» WHAT IS BEING ASKED
Pick out every line in the data below that holds "armee".

» SUPPLIED MATERIAL

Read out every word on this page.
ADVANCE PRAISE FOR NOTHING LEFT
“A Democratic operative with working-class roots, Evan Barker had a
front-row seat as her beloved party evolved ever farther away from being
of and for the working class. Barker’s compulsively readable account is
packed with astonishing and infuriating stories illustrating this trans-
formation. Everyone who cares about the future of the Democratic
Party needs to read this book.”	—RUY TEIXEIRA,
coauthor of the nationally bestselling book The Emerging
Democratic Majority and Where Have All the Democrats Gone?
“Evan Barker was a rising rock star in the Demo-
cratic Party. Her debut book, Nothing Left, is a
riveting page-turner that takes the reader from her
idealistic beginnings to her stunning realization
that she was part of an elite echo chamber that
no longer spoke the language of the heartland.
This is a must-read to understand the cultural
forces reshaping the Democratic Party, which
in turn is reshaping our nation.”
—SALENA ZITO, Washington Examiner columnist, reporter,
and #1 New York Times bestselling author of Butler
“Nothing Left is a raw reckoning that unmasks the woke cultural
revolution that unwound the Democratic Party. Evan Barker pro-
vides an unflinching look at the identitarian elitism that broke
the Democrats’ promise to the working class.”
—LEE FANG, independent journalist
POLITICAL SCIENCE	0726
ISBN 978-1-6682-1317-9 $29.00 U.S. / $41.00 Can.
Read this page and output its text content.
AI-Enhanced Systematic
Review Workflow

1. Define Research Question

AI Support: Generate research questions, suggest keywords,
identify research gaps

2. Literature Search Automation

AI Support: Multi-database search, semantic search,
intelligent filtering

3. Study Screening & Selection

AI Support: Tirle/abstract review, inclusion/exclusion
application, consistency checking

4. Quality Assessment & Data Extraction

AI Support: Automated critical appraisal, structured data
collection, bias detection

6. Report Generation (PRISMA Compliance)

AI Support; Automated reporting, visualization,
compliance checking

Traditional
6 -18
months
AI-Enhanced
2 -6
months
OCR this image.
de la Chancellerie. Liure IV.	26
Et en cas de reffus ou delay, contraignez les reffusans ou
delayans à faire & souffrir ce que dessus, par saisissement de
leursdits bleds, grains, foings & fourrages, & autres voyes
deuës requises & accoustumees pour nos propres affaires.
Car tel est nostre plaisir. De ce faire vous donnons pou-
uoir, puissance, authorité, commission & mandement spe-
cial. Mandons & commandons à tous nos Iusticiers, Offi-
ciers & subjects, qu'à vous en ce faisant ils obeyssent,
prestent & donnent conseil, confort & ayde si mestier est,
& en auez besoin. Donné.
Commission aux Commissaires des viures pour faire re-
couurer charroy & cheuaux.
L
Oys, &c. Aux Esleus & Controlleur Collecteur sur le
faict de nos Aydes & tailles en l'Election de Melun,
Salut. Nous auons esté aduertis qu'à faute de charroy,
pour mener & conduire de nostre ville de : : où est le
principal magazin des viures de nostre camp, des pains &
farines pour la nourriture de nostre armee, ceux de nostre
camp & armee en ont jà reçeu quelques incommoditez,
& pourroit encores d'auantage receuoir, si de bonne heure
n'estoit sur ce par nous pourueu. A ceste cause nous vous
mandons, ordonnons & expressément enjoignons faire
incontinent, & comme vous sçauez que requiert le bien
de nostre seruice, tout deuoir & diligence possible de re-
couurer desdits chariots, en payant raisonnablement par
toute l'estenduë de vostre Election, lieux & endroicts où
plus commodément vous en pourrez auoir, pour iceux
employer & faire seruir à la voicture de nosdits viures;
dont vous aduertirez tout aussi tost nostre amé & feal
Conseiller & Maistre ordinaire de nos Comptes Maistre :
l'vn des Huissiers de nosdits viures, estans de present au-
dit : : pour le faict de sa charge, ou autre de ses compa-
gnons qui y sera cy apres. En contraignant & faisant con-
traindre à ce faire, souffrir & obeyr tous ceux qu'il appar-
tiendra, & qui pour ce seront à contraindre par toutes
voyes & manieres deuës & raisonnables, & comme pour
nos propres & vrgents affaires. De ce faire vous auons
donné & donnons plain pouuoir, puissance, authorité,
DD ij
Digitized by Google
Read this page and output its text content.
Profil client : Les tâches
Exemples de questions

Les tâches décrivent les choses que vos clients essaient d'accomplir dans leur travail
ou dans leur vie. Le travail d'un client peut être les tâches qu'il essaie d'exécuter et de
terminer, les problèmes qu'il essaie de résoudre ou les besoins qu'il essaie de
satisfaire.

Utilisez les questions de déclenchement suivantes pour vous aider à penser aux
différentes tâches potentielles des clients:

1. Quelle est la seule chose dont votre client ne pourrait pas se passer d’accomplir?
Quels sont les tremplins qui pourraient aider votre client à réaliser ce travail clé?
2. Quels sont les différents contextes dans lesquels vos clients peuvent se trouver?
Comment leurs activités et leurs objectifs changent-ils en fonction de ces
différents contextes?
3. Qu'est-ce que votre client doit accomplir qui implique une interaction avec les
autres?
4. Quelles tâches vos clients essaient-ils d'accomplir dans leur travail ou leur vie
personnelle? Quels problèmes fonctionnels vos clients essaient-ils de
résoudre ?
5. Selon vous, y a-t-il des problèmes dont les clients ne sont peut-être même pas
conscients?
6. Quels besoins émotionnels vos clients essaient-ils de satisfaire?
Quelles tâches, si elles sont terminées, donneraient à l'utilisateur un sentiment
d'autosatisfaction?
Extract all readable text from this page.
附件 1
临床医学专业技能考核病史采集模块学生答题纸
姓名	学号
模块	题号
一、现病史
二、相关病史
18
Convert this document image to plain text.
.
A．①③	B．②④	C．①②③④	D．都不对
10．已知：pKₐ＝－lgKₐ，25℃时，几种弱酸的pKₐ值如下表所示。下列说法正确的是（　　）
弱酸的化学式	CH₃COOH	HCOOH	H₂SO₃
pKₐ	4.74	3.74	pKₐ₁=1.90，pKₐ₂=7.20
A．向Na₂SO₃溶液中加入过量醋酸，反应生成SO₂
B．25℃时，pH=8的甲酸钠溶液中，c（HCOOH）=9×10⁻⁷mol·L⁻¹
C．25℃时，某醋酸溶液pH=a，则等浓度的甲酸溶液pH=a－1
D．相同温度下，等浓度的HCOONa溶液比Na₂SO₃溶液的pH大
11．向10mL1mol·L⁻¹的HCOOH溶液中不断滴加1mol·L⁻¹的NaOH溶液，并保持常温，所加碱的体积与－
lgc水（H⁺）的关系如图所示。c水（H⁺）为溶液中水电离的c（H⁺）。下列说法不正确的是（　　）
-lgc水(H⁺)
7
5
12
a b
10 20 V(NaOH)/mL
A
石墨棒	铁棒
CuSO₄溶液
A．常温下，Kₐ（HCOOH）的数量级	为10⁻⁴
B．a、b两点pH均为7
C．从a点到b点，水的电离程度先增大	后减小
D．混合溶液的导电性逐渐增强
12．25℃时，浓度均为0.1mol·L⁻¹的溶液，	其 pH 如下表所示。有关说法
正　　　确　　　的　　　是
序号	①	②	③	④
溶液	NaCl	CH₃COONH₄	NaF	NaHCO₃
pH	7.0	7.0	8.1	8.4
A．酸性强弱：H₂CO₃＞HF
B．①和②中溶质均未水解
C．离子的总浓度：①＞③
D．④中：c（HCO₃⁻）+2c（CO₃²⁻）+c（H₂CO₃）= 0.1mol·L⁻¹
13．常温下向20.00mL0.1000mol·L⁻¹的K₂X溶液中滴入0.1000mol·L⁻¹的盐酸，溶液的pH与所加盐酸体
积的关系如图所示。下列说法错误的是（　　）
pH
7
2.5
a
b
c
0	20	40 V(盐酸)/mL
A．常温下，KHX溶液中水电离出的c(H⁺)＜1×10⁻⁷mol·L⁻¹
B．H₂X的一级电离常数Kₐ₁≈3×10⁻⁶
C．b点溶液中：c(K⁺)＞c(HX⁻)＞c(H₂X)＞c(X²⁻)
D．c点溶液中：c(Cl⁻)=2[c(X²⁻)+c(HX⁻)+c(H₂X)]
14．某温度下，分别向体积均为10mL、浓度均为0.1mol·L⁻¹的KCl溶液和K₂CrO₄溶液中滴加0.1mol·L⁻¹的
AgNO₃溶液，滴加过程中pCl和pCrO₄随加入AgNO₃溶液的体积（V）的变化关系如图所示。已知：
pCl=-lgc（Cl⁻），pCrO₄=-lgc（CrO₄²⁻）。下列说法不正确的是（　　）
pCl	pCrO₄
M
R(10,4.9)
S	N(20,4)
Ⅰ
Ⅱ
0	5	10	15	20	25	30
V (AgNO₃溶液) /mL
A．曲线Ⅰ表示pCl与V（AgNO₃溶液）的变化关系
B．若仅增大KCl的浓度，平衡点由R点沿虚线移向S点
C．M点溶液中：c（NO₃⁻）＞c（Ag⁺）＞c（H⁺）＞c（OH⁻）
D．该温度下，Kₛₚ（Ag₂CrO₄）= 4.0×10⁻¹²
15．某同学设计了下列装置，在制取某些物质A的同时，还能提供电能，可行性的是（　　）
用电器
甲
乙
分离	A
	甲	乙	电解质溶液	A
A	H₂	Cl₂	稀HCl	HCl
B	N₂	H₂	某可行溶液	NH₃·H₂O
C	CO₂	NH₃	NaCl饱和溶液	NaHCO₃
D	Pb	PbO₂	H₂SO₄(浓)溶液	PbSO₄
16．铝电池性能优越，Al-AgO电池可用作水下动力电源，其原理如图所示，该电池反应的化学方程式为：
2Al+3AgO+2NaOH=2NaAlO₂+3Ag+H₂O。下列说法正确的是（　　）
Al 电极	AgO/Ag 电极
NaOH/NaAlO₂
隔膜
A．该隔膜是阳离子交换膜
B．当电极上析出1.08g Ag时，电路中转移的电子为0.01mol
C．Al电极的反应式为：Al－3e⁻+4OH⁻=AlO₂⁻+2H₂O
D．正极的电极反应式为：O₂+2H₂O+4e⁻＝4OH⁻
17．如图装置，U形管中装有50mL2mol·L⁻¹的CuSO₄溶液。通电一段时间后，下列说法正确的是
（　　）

» THE SOLUTION
farines pour la nourriture de nostre armee, ceux de nostre
camp & armee en ont jà reçeu quelques incommoditez,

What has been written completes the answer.